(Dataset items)
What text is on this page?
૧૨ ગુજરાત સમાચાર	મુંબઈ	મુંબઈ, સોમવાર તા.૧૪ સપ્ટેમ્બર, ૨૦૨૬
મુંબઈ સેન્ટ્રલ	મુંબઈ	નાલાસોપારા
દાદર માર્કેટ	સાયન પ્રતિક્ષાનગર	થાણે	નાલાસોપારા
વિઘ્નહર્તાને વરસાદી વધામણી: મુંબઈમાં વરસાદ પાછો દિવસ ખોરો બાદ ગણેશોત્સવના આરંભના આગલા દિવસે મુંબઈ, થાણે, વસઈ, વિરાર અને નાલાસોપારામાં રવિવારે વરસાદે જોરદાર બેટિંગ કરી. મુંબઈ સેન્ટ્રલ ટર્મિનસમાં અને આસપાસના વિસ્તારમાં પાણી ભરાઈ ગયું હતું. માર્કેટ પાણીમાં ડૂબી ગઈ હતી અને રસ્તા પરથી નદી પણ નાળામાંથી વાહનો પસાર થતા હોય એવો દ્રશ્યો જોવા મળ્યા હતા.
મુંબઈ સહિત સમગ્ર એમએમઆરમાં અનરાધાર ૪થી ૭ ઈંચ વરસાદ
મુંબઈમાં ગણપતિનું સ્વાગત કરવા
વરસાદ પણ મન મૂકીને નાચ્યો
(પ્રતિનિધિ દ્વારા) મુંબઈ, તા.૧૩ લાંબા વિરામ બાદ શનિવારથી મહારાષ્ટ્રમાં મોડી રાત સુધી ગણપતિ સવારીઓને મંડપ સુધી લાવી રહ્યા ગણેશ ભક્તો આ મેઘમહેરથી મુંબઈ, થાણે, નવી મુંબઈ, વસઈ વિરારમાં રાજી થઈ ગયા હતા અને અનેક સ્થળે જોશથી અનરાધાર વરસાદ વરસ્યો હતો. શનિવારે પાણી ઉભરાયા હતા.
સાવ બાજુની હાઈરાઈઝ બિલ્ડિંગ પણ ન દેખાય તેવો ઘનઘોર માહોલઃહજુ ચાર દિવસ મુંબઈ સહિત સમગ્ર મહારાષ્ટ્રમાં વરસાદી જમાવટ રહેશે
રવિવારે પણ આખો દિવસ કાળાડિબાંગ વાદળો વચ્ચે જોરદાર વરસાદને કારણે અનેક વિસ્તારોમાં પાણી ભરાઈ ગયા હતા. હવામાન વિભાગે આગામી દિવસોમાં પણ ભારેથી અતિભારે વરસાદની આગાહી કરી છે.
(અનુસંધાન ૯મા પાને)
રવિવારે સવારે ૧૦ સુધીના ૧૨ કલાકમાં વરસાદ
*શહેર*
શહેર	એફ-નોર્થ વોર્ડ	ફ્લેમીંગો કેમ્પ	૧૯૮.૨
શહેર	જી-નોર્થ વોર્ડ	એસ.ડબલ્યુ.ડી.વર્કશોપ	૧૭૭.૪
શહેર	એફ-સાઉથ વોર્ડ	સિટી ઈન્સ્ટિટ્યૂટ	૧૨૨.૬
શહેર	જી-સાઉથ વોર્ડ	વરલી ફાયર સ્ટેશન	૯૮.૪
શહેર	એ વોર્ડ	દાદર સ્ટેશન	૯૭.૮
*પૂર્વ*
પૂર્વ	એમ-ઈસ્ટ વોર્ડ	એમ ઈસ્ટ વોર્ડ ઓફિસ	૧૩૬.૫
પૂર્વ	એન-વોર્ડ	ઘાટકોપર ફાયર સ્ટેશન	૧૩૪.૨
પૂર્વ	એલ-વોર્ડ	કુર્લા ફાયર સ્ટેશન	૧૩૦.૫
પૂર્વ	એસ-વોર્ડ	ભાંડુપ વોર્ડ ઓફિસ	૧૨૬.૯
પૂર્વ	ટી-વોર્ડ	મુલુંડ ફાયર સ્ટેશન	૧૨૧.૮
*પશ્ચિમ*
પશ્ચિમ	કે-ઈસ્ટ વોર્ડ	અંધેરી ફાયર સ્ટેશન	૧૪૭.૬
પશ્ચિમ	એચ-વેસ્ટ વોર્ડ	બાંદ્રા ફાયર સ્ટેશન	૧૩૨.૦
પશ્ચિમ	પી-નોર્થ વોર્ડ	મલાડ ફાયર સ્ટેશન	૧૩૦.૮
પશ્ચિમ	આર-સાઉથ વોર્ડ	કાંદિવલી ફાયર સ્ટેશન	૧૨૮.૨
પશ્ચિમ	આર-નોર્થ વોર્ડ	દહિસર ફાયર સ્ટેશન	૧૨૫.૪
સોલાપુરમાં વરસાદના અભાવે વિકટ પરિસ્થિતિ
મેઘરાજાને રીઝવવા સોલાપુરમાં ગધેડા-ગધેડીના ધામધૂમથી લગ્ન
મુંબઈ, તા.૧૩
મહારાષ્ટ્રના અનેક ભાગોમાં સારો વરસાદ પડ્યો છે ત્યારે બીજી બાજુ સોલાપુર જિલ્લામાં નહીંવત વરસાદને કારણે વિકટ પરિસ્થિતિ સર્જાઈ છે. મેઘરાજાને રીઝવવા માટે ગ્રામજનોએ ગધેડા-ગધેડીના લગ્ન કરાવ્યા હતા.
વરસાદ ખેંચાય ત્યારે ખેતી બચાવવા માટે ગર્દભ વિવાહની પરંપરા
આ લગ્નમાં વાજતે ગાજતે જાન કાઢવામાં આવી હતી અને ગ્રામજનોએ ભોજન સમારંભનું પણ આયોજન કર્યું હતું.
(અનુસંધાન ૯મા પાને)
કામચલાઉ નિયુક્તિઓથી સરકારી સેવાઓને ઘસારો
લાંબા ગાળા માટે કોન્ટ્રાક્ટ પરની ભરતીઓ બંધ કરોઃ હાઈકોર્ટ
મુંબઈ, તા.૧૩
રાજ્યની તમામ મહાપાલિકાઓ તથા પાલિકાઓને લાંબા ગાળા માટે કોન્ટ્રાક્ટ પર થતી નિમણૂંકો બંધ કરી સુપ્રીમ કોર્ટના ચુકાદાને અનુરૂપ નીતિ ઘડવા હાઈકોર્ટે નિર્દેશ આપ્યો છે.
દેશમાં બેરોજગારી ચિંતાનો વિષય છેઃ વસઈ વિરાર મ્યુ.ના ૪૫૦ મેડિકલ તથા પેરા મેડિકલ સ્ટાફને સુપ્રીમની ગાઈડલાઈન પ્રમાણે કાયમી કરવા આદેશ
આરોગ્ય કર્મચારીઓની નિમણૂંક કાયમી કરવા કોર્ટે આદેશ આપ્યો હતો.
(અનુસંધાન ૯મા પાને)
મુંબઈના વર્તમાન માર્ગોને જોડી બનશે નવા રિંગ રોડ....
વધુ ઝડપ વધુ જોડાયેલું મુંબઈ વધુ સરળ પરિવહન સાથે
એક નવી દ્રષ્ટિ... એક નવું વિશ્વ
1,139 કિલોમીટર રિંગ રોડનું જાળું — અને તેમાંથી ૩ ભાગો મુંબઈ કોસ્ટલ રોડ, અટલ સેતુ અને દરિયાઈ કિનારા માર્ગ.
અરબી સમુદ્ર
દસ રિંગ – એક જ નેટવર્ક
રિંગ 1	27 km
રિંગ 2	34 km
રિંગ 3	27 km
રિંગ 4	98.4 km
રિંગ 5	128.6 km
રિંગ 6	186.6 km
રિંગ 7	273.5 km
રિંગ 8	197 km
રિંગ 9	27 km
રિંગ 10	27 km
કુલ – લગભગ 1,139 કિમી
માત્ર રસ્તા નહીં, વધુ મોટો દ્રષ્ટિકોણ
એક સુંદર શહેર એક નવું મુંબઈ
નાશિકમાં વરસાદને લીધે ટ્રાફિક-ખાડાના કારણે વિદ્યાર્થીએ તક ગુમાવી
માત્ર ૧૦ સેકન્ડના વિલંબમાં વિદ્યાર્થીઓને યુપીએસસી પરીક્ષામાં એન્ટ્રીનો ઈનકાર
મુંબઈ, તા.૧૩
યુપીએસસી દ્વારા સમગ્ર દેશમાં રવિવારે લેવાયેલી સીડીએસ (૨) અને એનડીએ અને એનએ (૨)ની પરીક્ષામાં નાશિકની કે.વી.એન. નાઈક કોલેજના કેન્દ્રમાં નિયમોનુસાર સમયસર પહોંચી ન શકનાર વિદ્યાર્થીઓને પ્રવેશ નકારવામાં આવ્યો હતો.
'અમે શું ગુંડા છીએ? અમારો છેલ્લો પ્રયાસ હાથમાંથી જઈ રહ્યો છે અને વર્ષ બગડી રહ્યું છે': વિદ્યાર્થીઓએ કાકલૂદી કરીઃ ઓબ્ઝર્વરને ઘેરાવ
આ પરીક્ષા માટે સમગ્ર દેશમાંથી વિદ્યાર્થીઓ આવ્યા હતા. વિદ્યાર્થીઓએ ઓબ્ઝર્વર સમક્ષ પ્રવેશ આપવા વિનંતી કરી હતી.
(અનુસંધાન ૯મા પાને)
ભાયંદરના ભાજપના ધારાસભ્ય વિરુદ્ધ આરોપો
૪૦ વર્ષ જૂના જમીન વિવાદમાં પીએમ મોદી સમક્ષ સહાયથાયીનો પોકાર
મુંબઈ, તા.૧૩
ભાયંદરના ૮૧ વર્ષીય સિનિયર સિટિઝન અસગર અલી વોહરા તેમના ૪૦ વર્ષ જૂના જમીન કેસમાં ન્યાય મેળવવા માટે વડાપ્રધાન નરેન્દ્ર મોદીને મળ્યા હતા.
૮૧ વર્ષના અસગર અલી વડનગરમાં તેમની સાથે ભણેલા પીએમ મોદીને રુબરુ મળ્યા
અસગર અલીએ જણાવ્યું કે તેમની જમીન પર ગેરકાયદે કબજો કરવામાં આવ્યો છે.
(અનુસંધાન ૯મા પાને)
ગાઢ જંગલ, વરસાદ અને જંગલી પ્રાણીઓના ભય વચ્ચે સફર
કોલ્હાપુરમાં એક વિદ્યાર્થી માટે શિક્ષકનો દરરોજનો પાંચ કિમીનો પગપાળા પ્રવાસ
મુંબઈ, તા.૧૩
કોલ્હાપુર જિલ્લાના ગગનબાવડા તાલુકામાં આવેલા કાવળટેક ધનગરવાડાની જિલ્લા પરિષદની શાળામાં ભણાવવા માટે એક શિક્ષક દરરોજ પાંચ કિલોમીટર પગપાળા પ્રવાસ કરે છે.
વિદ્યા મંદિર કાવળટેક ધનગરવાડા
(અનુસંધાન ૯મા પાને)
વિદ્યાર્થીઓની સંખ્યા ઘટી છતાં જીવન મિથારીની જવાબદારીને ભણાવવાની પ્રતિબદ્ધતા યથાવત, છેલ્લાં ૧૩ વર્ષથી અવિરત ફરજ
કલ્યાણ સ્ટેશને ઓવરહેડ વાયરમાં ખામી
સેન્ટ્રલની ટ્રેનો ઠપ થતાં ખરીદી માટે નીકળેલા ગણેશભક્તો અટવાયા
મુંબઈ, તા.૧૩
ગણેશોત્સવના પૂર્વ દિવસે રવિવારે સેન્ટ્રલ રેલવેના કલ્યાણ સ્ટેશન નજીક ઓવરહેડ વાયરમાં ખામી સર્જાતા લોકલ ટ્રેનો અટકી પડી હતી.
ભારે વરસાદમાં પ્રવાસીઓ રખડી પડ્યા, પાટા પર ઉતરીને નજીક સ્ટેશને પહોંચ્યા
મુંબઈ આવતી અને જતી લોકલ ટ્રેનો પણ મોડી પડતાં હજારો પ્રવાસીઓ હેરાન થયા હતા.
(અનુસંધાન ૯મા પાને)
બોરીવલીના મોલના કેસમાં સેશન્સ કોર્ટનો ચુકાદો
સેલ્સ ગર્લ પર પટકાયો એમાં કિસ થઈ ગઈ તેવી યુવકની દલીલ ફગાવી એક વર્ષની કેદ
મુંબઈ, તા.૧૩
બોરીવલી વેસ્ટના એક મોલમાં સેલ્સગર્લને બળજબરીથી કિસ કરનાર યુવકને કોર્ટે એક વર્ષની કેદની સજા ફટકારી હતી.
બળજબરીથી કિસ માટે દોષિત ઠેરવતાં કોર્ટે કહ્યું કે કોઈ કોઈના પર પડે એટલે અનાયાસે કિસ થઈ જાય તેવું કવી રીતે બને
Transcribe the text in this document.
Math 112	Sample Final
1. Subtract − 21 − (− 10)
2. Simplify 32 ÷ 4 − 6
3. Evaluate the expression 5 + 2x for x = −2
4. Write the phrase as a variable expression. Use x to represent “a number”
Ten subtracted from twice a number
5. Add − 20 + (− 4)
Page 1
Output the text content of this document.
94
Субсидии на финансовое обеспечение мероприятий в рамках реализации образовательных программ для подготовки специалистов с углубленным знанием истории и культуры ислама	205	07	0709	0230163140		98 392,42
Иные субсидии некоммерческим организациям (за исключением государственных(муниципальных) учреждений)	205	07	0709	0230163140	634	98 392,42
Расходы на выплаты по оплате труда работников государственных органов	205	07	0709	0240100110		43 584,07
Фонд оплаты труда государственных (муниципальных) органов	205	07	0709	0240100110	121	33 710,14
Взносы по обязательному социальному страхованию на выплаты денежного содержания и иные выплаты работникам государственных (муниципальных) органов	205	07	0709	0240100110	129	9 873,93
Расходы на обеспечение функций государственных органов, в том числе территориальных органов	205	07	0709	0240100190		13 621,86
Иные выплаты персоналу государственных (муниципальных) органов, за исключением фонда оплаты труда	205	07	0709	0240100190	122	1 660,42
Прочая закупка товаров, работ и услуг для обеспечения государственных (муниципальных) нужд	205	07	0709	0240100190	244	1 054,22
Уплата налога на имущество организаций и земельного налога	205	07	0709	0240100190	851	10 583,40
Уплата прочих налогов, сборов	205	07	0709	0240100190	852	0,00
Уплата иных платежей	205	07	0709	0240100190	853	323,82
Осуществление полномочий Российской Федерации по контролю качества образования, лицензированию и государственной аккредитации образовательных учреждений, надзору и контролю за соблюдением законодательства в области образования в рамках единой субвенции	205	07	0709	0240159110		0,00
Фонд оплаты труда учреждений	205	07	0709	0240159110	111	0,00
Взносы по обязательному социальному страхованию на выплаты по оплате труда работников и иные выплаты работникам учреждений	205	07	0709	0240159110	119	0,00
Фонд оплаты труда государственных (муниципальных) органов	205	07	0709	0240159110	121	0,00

GOAL: From the entries above, pull out each line that includes "образовательных".

RIGHT ANSWER:
Субсидии на финансовое обеспечение мероприятий в рамках реализации образовательных программ для подготовки специалистов с углубленным знанием истории и культуры ислама	205	07	0709	0230163140		98 392,42
Осуществление полномочий Российской Федерации по контролю качества образования, лицензированию и государственной аккредитации образовательных учреждений, надзору и контролю за соблюдением законодательства в области образования в рамках единой субвенции	205	07	0709	0240159110		0,00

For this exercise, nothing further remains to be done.